[Collection entries]
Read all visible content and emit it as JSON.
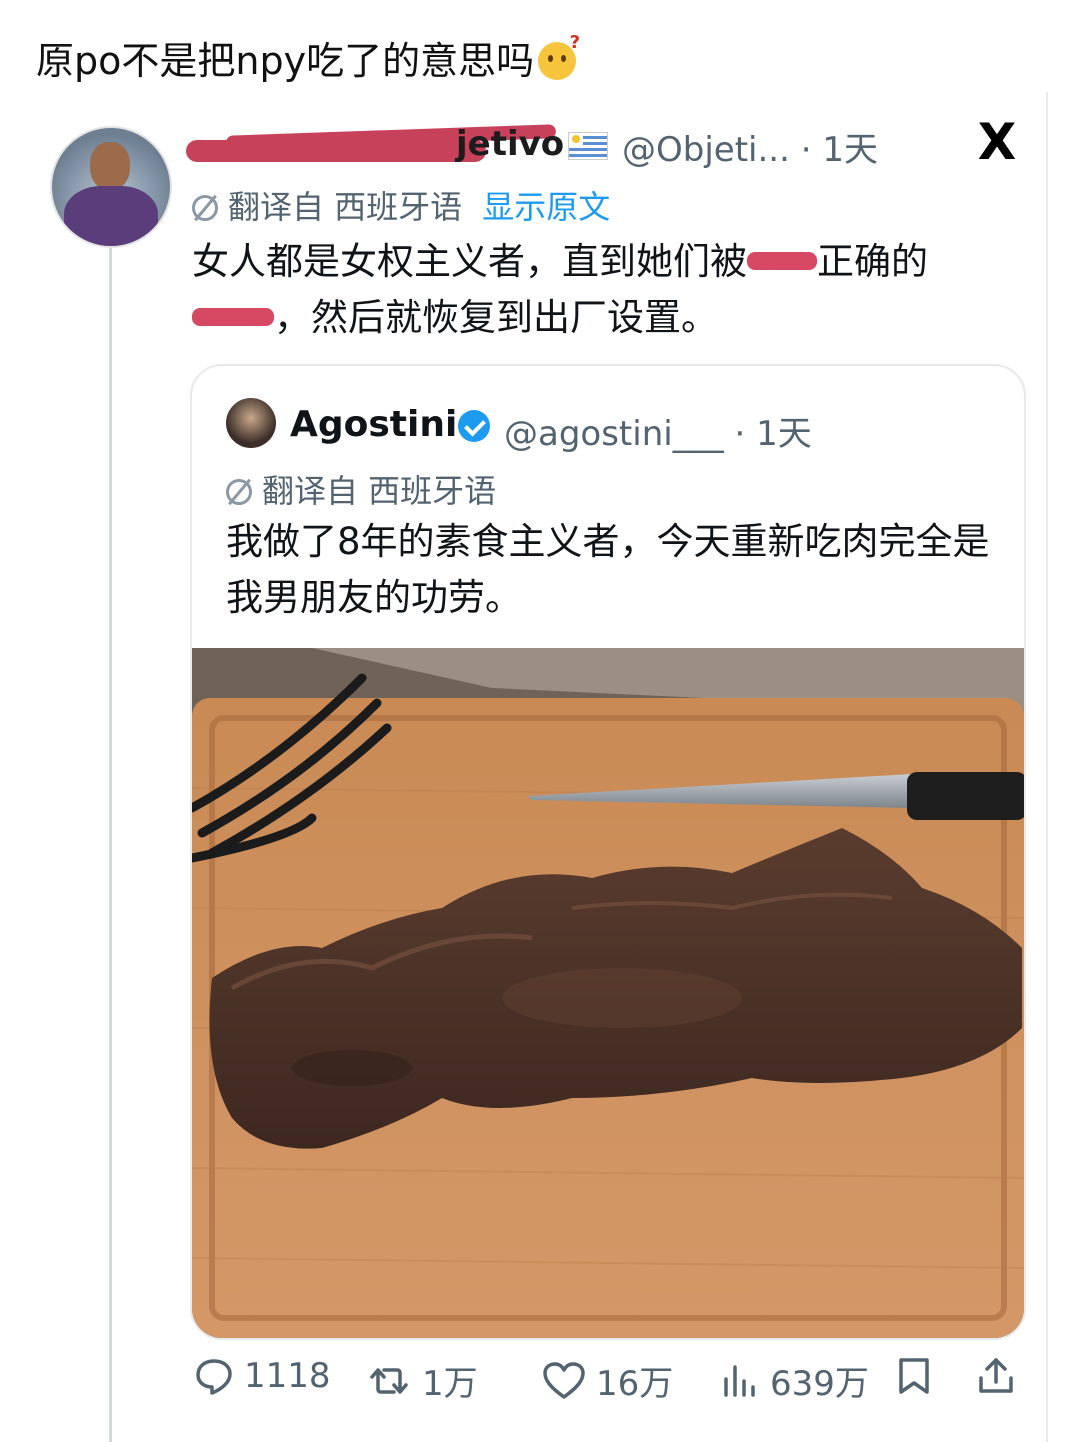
{
  "caption": {
    "text": "原po不是把npy吃了的意思吗",
    "emoji": "thinking-face-emoji"
  },
  "tweet": {
    "name_visible": "jetivo",
    "flag": "uruguay-flag",
    "handle_time": "@Objeti... · 1天",
    "translated_from": "翻译自 西班牙语",
    "show_original": "显示原文",
    "text_line1": "女人都是女权主义者，直到她们被",
    "text_line1_end": "正确的",
    "text_line2_end": "，然后就恢复到出厂设置。"
  },
  "quote": {
    "name": "Agostini",
    "handle_time": "@agostini___ · 1天",
    "translated_from": "翻译自 西班牙语",
    "text": "我做了8年的素食主义者，今天重新吃肉完全是我男朋友的功劳。",
    "image_alt": "steak on wooden cutting board with fork and knife"
  },
  "actions": {
    "replies": "1118",
    "retweets": "1万",
    "likes": "16万",
    "views": "639万"
  },
  "colors": {
    "accent": "#1d9bf0",
    "redact": "#c8415a",
    "muted": "#536471"
  }
}
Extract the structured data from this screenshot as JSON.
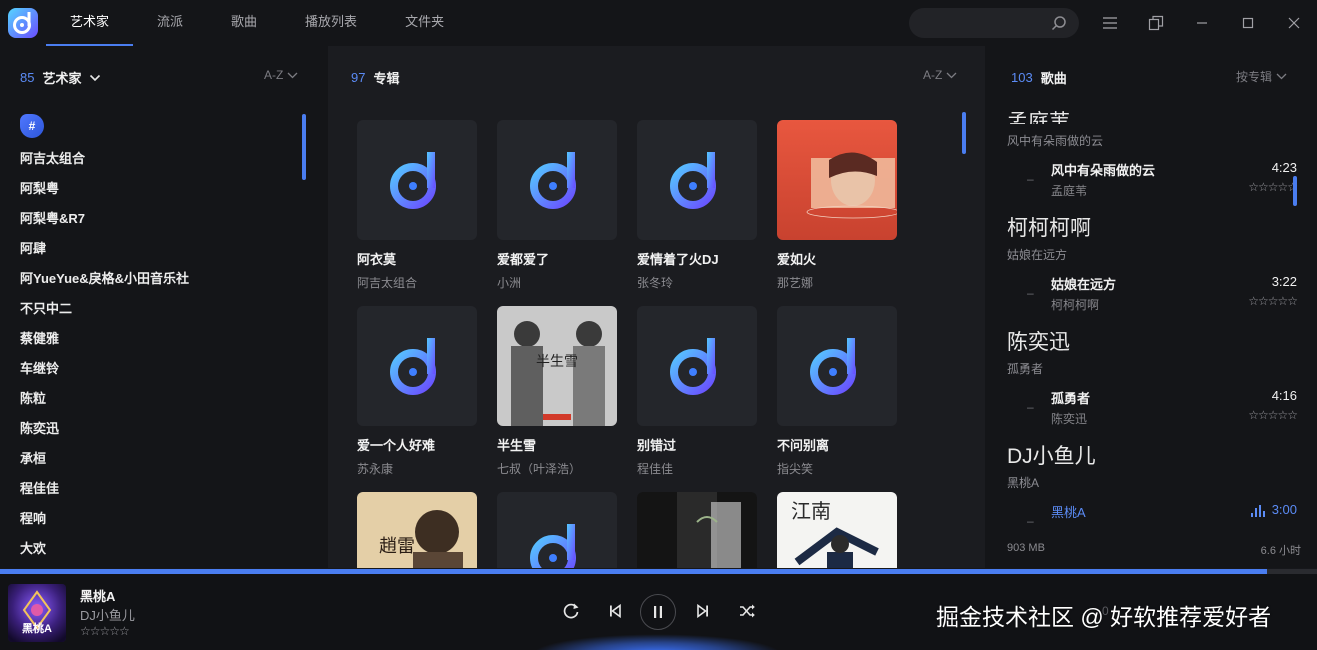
{
  "colors": {
    "accent": "#4a7df0",
    "accent_text": "#5b8bf5",
    "bg": "#16171b"
  },
  "header": {
    "tabs": [
      {
        "label": "艺术家",
        "active": true
      },
      {
        "label": "流派"
      },
      {
        "label": "歌曲"
      },
      {
        "label": "播放列表"
      },
      {
        "label": "文件夹"
      }
    ],
    "search": {
      "placeholder": "",
      "icon": "search-icon"
    },
    "window_buttons": [
      "menu-icon",
      "miniplayer-icon",
      "minimize-icon",
      "maximize-icon",
      "close-icon"
    ]
  },
  "artists": {
    "count": "85",
    "label": "艺术家",
    "sort": "A-Z",
    "index_letter": "#",
    "items": [
      "阿吉太组合",
      "阿梨粤",
      "阿梨粤&R7",
      "阿肆",
      "阿YueYue&戾格&小田音乐社",
      "不只中二",
      "蔡健雅",
      "车继铃",
      "陈粒",
      "陈奕迅",
      "承桓",
      "程佳佳",
      "程响",
      "大欢"
    ]
  },
  "albums": {
    "count": "97",
    "label": "专辑",
    "sort": "A-Z",
    "items": [
      {
        "title": "阿衣莫",
        "artist": "阿吉太组合",
        "cover": "placeholder"
      },
      {
        "title": "爱都爱了",
        "artist": "小洲",
        "cover": "placeholder"
      },
      {
        "title": "爱情着了火DJ",
        "artist": "张冬玲",
        "cover": "placeholder"
      },
      {
        "title": "爱如火",
        "artist": "那艺娜",
        "cover": "photo-red"
      },
      {
        "title": "爱一个人好难",
        "artist": "苏永康",
        "cover": "placeholder"
      },
      {
        "title": "半生雪",
        "artist": "七叔（叶泽浩）",
        "cover": "photo-gray"
      },
      {
        "title": "别错过",
        "artist": "程佳佳",
        "cover": "placeholder"
      },
      {
        "title": "不问别离",
        "artist": "指尖笑",
        "cover": "placeholder"
      },
      {
        "title": "",
        "artist": "",
        "cover": "photo-sepia"
      },
      {
        "title": "",
        "artist": "",
        "cover": "placeholder"
      },
      {
        "title": "",
        "artist": "",
        "cover": "photo-dark"
      },
      {
        "title": "",
        "artist": "",
        "cover": "photo-light"
      }
    ]
  },
  "songs": {
    "count": "103",
    "label": "歌曲",
    "sort": "按专辑",
    "partial_group": "孟庭苇",
    "groups": [
      {
        "artist": "",
        "album": "风中有朵雨做的云",
        "songs": [
          {
            "title": "风中有朵雨做的云",
            "artist": "孟庭苇",
            "duration": "4:23",
            "rating": "☆☆☆☆☆"
          }
        ]
      },
      {
        "artist": "柯柯柯啊",
        "album": "姑娘在远方",
        "songs": [
          {
            "title": "姑娘在远方",
            "artist": "柯柯柯啊",
            "duration": "3:22",
            "rating": "☆☆☆☆☆"
          }
        ]
      },
      {
        "artist": "陈奕迅",
        "album": "孤勇者",
        "songs": [
          {
            "title": "孤勇者",
            "artist": "陈奕迅",
            "duration": "4:16",
            "rating": "☆☆☆☆☆"
          }
        ]
      },
      {
        "artist": "DJ小鱼儿",
        "album": "黑桃A",
        "songs": [
          {
            "title": "黑桃A",
            "artist": "",
            "duration": "3:00",
            "playing": true
          }
        ]
      }
    ],
    "footer_size": "903 MB",
    "footer_time": "6.6 小时"
  },
  "player": {
    "title": "黑桃A",
    "artist": "DJ小鱼儿",
    "rating": "☆☆☆☆☆",
    "cover_text": "黑桃A",
    "progress": 0.962,
    "time_partial": "0",
    "controls": [
      "repeat-icon",
      "previous-icon",
      "pause-icon",
      "next-icon",
      "shuffle-icon"
    ]
  },
  "watermark": "掘金技术社区 @ 好软推荐爱好者"
}
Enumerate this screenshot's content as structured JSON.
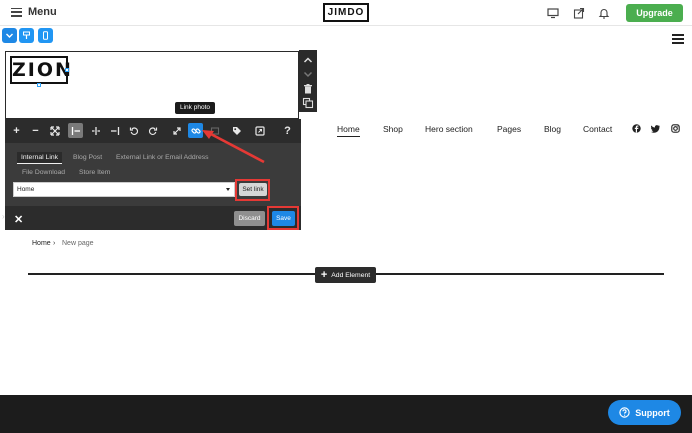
{
  "topbar": {
    "menu_label": "Menu",
    "logo": "JIMDO",
    "upgrade_label": "Upgrade",
    "icons": [
      "desktop-icon",
      "share-icon",
      "bell-icon"
    ]
  },
  "device_toggles": [
    "chevron-down-icon",
    "paintbrush-icon",
    "mobile-icon"
  ],
  "site": {
    "logo_text": "ZION",
    "nav": [
      "Home",
      "Shop",
      "Hero section",
      "Pages",
      "Blog",
      "Contact"
    ],
    "social_icons": [
      "facebook-icon",
      "twitter-icon",
      "instagram-icon"
    ]
  },
  "editor": {
    "tooltip": "Link photo",
    "tabs": {
      "internal": "Internal Link",
      "blog": "Blog Post",
      "external": "External Link or Email Address",
      "file": "File Download",
      "store": "Store Item"
    },
    "select_value": "Home",
    "set_link": "Set link",
    "discard": "Discard",
    "save": "Save"
  },
  "breadcrumb": {
    "home": "Home",
    "current": "New page"
  },
  "add_element": "Add Element",
  "support": "Support",
  "colors": {
    "accent_blue": "#1e88e5",
    "upgrade_green": "#4bae4f",
    "highlight_red": "#e53935",
    "toolbar_dark": "#2c2c2c"
  }
}
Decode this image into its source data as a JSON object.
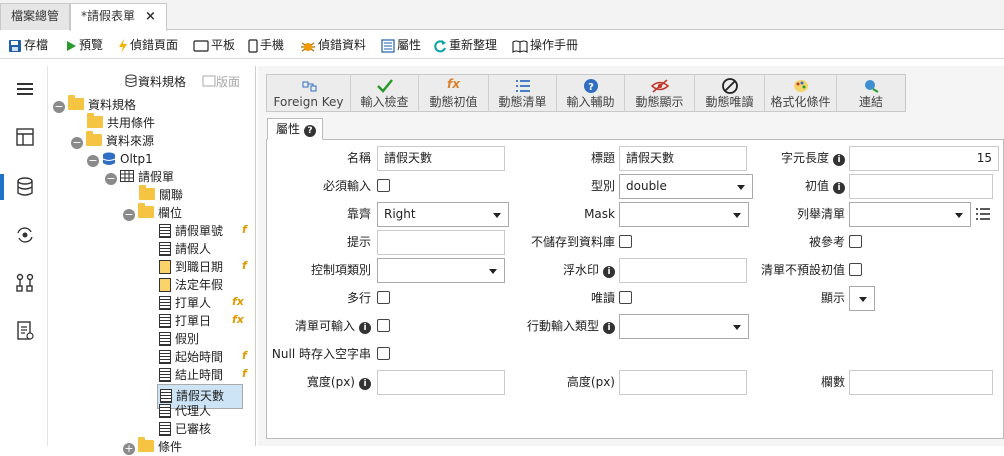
{
  "tabs": [
    {
      "label": "檔案總管"
    },
    {
      "label": "*請假表單",
      "close": "×"
    }
  ],
  "toolbar": {
    "save": "存檔",
    "preview": "預覽",
    "debug_page": "偵錯頁面",
    "tablet": "平板",
    "phone": "手機",
    "debug_data": "偵錯資料",
    "properties": "屬性",
    "reorganize": "重新整理",
    "manual": "操作手冊"
  },
  "tree_header": {
    "spec": "資料規格",
    "layout": "版面"
  },
  "tree": {
    "root": "資料規格",
    "common": "共用條件",
    "source": "資料來源",
    "db": "Oltp1",
    "table": "請假單",
    "relation": "關聯",
    "fields_group": "欄位",
    "fields": [
      "請假單號",
      "請假人",
      "到職日期",
      "法定年假",
      "打單人",
      "打單日",
      "假別",
      "起始時間",
      "結止時間",
      "請假天數",
      "代理人",
      "已審核"
    ],
    "conditions": "條件"
  },
  "ribbon": {
    "foreign_key": "Foreign Key",
    "input_check": "輸入檢查",
    "dyn_default": "動態初值",
    "dyn_list": "動態清單",
    "input_assist": "輸入輔助",
    "dyn_display": "動態顯示",
    "dyn_readonly": "動態唯讀",
    "format_cond": "格式化條件",
    "link": "連結"
  },
  "prop_tab": "屬性",
  "form": {
    "name_label": "名稱",
    "name_value": "請假天數",
    "title_label": "標題",
    "title_value": "請假天數",
    "length_label": "字元長度",
    "length_value": "15",
    "required_label": "必須輸入",
    "type_label": "型別",
    "type_value": "double",
    "initial_label": "初值",
    "align_label": "靠齊",
    "align_value": "Right",
    "mask_label": "Mask",
    "enum_label": "列舉清單",
    "hint_label": "提示",
    "nosave_label": "不儲存到資料庫",
    "referenced_label": "被參考",
    "control_label": "控制項類別",
    "watermark_label": "浮水印",
    "nodefault_label": "清單不預設初值",
    "multiline_label": "多行",
    "readonly_label": "唯讀",
    "display_label": "顯示",
    "list_input_label": "清單可輸入",
    "mobile_label": "行動輸入類型",
    "null_label": "Null 時存入空字串",
    "width_label": "寬度(px)",
    "height_label": "高度(px)",
    "columns_label": "欄數"
  }
}
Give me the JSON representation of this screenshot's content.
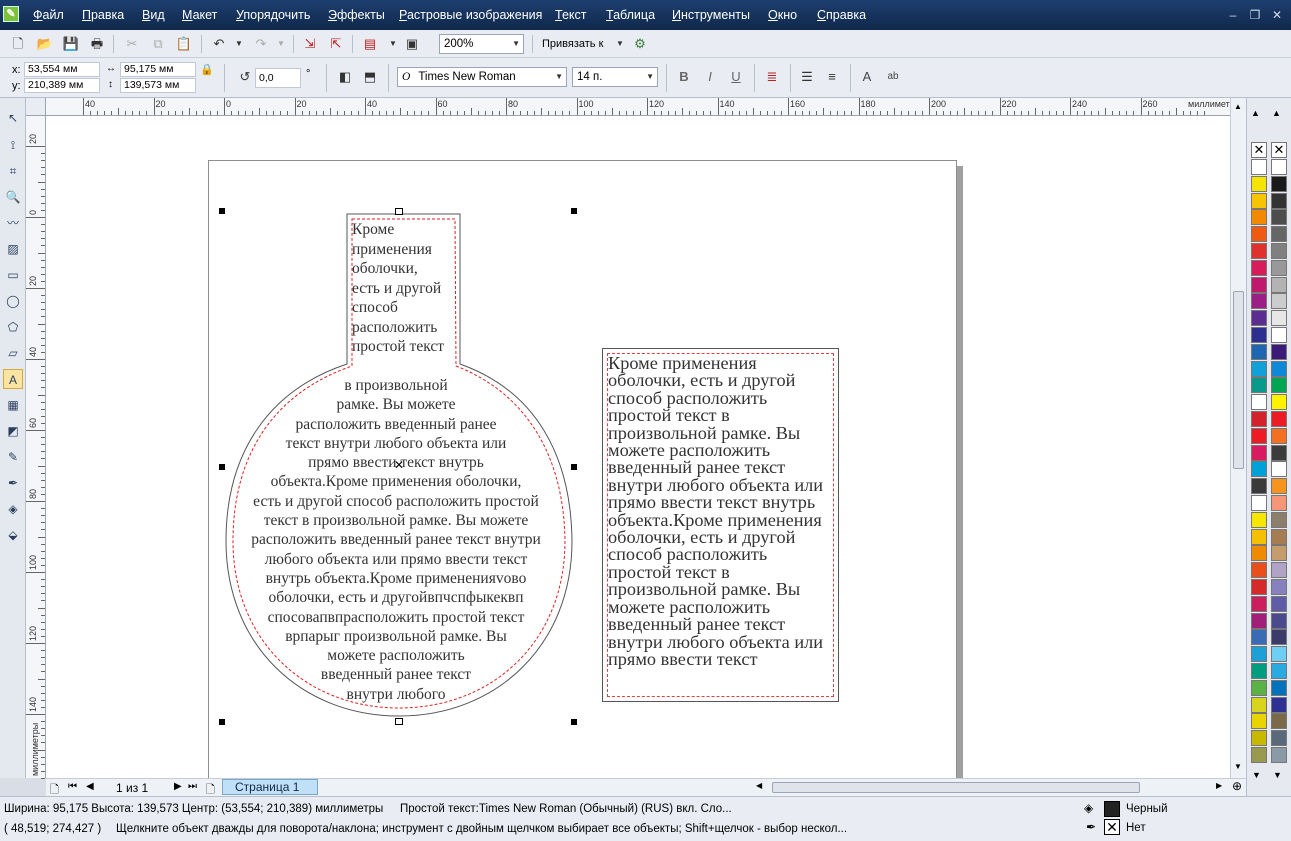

**Goal:**
Copy out each line in the listing that has the word "structured".

**Task answer:**
Extract the structured data from this screenshot as JSON.
Enumerate this screenshot's content as structured JSON.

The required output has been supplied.